-- BEGIN Material for the task --
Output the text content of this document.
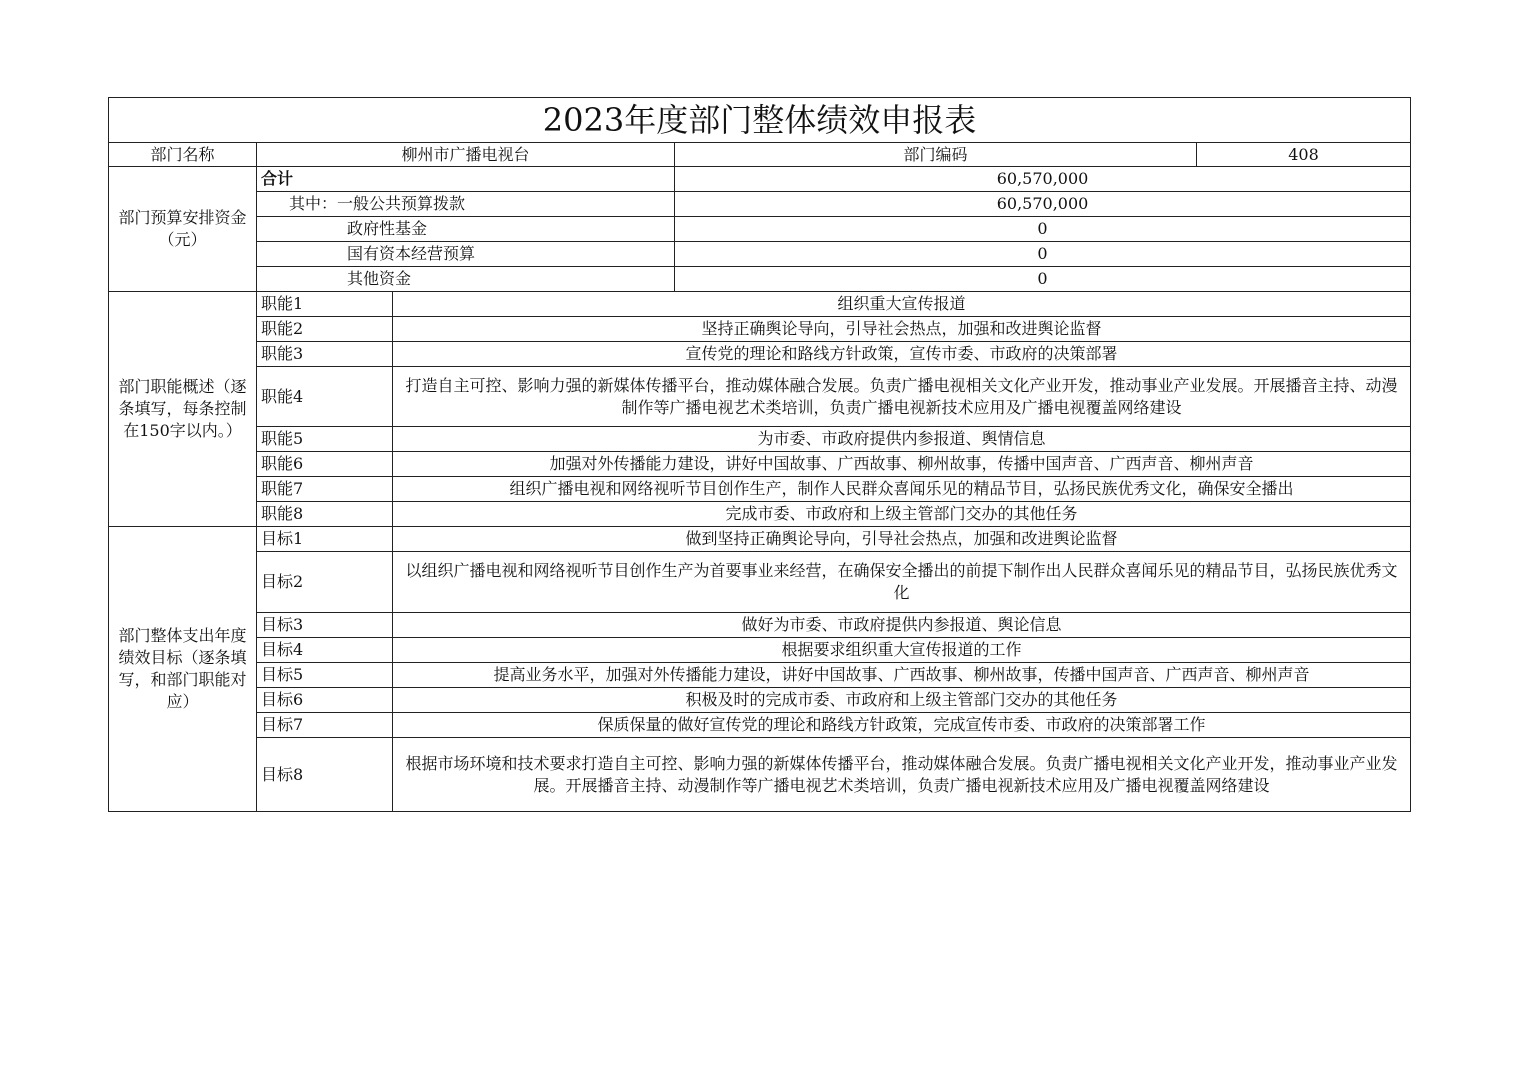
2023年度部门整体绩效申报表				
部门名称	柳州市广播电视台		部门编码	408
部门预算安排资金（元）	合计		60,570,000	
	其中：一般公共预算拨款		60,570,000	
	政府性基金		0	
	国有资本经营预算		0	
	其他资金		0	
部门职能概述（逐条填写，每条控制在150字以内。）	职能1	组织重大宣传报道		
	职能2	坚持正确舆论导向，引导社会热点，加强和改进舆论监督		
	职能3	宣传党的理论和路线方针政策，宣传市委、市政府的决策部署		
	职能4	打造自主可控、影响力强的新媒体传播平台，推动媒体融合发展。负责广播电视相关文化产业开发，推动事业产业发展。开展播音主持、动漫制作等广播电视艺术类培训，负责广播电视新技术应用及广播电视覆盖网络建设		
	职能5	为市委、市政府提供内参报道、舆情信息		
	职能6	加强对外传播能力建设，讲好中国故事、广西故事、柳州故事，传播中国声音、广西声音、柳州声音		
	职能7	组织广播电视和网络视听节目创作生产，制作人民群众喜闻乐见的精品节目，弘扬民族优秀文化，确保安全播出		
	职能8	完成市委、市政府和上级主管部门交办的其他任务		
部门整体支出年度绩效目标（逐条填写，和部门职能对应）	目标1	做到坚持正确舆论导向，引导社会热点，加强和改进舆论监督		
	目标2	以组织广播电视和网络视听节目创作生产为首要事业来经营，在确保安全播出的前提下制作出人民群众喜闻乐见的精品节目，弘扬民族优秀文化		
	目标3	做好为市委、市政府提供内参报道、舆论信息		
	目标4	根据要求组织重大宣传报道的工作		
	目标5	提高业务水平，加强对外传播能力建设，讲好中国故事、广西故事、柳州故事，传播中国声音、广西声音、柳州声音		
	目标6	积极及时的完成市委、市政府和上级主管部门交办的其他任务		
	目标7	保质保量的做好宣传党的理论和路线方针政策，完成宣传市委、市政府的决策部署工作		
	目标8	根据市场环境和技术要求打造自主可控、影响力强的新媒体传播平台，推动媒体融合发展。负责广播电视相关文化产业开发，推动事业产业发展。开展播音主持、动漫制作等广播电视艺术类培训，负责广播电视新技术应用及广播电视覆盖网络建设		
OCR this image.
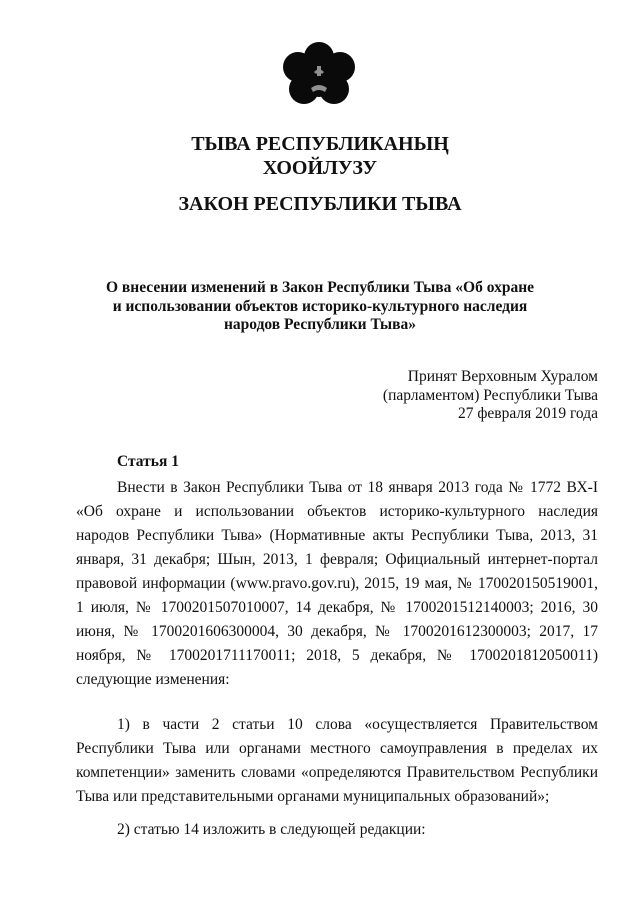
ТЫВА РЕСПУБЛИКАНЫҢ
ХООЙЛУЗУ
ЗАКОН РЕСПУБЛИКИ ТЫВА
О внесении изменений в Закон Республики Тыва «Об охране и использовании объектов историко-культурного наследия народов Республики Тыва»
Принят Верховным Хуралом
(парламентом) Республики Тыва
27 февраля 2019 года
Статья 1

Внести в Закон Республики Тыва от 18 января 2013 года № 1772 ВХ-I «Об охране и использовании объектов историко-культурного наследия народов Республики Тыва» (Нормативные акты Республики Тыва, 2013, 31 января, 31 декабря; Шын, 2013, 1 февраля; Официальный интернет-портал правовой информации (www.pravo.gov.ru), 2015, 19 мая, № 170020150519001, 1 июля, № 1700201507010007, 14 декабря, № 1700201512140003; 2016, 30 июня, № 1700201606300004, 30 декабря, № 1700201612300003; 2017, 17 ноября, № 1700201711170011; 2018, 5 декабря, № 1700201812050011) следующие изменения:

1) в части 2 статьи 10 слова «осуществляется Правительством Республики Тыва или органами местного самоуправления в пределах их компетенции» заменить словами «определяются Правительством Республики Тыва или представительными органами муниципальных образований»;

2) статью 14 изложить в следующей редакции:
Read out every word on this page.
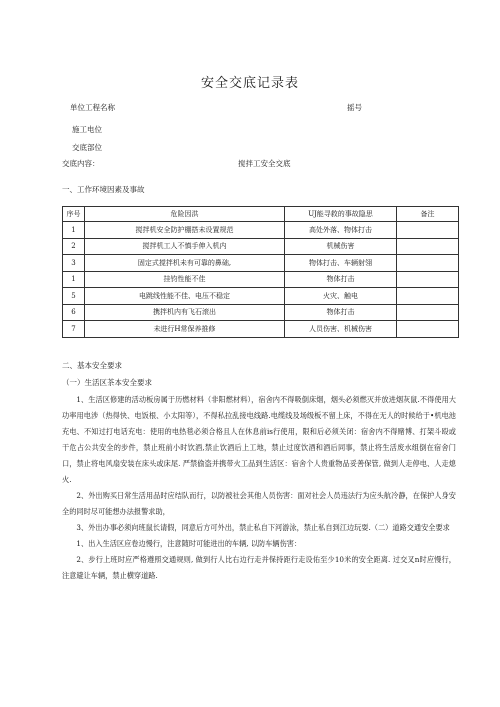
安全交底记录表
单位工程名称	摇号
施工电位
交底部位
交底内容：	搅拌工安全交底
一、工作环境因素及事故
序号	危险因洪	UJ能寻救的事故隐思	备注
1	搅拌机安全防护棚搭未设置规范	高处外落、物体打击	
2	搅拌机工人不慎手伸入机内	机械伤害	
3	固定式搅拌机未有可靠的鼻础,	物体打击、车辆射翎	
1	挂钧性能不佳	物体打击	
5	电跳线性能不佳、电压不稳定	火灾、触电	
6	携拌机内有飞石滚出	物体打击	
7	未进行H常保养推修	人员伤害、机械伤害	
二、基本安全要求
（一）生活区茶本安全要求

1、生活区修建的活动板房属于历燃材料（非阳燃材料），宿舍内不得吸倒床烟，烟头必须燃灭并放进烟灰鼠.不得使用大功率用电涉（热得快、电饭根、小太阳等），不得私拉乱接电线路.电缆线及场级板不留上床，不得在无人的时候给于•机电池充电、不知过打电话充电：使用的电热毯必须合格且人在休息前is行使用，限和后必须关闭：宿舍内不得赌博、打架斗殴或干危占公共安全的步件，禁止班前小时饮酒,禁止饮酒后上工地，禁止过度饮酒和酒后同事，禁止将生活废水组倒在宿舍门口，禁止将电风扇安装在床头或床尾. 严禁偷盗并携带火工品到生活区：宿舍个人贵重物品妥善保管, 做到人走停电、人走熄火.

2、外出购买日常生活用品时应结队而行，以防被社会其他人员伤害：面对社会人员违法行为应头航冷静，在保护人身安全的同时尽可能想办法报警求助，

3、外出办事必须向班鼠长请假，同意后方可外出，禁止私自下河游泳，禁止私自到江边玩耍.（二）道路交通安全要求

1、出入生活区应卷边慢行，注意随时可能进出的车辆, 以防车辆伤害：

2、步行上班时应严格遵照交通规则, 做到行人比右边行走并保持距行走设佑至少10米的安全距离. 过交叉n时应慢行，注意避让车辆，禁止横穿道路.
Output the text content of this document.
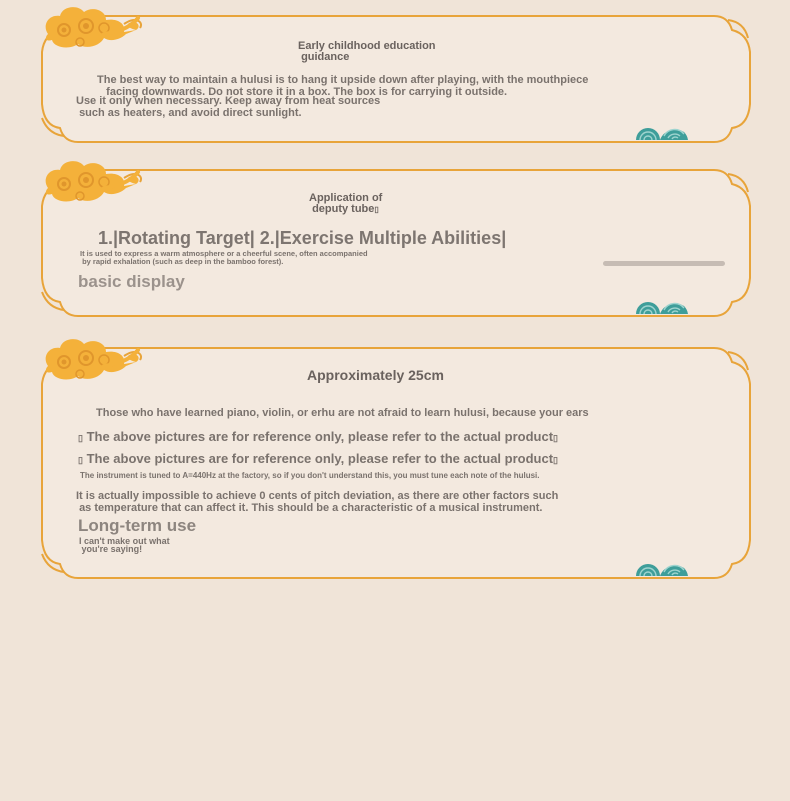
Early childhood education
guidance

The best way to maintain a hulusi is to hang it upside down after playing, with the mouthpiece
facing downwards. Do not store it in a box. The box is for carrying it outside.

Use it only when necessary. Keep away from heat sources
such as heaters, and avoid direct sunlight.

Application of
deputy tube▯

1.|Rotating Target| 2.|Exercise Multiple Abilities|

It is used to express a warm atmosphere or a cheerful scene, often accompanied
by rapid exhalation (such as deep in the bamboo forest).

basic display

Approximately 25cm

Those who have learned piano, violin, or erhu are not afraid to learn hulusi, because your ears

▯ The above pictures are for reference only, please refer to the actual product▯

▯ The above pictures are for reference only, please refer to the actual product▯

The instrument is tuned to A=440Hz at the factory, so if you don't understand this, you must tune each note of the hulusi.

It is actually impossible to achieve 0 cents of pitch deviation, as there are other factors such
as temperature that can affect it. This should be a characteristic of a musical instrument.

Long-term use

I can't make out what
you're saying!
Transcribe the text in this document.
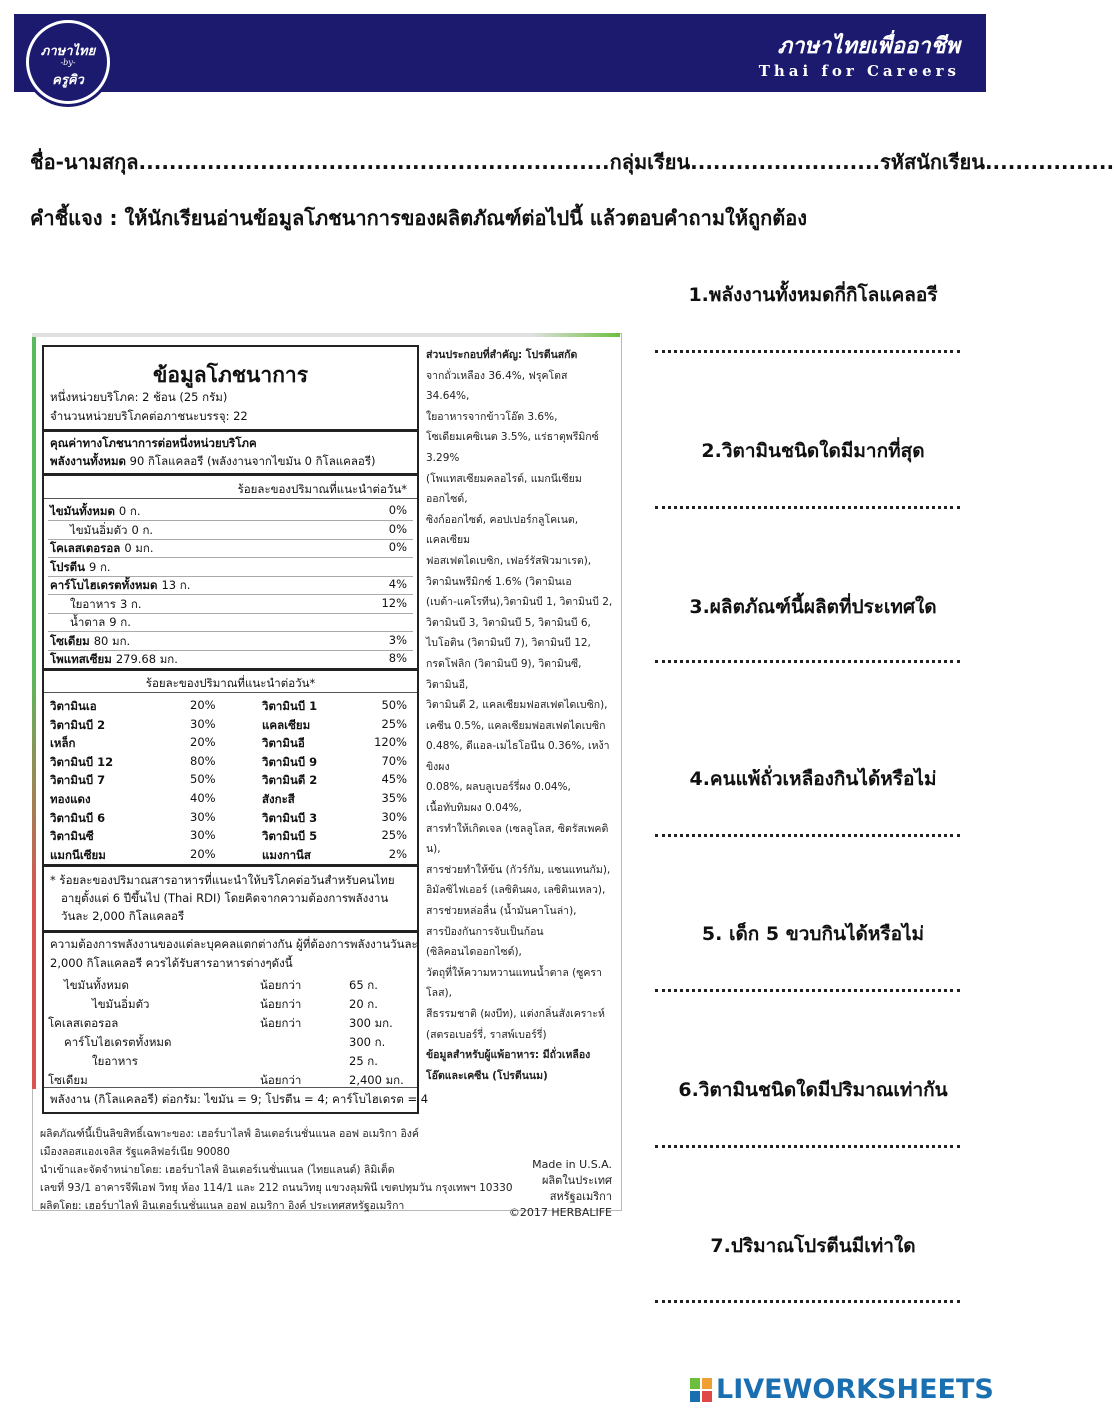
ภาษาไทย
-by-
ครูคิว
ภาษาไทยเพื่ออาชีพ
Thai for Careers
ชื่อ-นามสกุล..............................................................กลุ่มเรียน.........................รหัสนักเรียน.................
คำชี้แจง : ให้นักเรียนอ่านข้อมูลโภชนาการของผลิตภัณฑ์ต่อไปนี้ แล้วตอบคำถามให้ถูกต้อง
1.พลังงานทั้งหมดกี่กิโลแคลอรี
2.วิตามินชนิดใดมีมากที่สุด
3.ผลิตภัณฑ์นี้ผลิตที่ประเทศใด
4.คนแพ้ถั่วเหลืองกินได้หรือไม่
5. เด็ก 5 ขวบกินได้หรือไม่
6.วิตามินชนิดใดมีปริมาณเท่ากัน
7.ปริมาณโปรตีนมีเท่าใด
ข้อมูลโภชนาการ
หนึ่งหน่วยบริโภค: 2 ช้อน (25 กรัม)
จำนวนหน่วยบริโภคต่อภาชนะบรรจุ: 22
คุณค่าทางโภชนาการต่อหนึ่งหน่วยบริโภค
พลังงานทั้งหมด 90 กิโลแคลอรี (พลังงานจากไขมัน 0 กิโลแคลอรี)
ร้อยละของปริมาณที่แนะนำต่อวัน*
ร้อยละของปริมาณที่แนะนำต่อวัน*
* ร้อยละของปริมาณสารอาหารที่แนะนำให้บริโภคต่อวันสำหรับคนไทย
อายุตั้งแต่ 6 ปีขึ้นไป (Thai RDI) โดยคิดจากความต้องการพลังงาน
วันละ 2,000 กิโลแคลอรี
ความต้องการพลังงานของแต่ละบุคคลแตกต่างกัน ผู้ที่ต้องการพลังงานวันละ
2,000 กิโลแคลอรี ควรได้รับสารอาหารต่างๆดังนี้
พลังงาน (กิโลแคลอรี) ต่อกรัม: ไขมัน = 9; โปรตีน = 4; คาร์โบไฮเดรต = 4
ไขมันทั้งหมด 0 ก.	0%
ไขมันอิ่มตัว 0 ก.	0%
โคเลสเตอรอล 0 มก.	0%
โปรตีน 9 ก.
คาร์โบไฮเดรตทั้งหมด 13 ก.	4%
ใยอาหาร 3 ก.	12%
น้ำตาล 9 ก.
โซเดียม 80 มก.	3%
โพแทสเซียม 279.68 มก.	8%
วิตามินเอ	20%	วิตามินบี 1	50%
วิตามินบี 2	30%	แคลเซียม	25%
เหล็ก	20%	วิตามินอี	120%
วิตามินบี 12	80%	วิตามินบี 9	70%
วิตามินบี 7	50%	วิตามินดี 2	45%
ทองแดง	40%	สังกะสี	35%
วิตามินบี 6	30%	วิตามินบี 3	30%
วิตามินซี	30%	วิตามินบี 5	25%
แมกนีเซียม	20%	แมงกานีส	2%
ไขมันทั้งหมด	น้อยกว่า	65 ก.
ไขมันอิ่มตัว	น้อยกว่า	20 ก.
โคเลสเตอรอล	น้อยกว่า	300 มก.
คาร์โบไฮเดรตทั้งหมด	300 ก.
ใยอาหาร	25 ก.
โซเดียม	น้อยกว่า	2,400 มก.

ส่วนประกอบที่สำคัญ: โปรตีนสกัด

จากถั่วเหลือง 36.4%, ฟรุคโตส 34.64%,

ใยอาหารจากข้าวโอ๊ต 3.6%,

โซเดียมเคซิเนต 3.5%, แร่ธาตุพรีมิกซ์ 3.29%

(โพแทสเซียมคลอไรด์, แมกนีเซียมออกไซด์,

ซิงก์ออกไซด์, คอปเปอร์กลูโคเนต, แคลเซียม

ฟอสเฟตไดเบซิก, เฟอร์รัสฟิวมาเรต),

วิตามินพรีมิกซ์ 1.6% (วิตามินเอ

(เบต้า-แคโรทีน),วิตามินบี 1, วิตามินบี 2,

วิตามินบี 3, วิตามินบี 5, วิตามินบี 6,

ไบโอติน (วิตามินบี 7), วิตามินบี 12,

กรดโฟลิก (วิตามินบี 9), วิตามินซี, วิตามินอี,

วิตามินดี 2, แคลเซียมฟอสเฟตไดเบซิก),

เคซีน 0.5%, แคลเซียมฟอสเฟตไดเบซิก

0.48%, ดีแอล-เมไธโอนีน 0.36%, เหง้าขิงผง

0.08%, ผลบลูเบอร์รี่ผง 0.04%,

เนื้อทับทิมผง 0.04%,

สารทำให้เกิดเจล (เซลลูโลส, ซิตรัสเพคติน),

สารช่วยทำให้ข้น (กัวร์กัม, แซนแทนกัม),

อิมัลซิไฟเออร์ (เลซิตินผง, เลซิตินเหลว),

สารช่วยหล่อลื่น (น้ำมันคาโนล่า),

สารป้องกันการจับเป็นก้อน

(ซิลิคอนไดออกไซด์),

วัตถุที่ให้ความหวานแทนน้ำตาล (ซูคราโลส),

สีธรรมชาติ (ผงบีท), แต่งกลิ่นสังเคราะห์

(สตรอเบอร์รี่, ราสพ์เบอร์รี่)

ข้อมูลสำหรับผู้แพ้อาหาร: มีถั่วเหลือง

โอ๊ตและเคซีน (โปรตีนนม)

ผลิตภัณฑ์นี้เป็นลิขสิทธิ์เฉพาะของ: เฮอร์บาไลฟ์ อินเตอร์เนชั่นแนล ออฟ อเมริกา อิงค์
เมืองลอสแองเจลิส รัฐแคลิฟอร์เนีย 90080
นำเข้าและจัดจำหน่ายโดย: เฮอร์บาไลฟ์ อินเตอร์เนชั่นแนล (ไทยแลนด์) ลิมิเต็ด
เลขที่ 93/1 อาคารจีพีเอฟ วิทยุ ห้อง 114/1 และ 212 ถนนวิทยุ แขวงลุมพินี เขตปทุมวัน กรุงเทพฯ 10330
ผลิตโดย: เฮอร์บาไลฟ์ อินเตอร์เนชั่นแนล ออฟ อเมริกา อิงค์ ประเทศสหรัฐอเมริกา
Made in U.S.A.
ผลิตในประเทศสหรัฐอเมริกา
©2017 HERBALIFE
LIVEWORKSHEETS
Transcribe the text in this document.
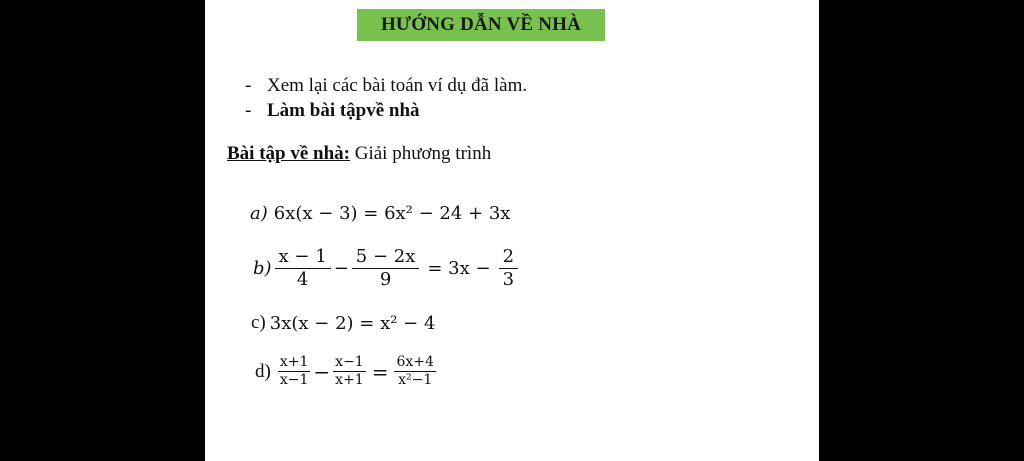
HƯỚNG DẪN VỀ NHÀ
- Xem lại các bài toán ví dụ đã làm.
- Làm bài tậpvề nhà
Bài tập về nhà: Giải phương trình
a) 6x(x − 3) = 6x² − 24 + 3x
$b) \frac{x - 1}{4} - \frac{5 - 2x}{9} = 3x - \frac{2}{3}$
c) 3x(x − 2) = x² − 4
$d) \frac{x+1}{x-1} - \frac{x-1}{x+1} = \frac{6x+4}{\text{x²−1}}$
-- END Material for the task --
→ **Given exercise**: Lines that hold the word "柳州故事" are the ones to return, every one of them.

→ **Answer to the task**:
	职能6	加强对外传播能力建设，讲好中国故事、广西故事、柳州故事，传播中国声音、广西声音、柳州声音		
	目标5	提高业务水平，加强对外传播能力建设，讲好中国故事、广西故事、柳州故事，传播中国声音、广西声音、柳州声音		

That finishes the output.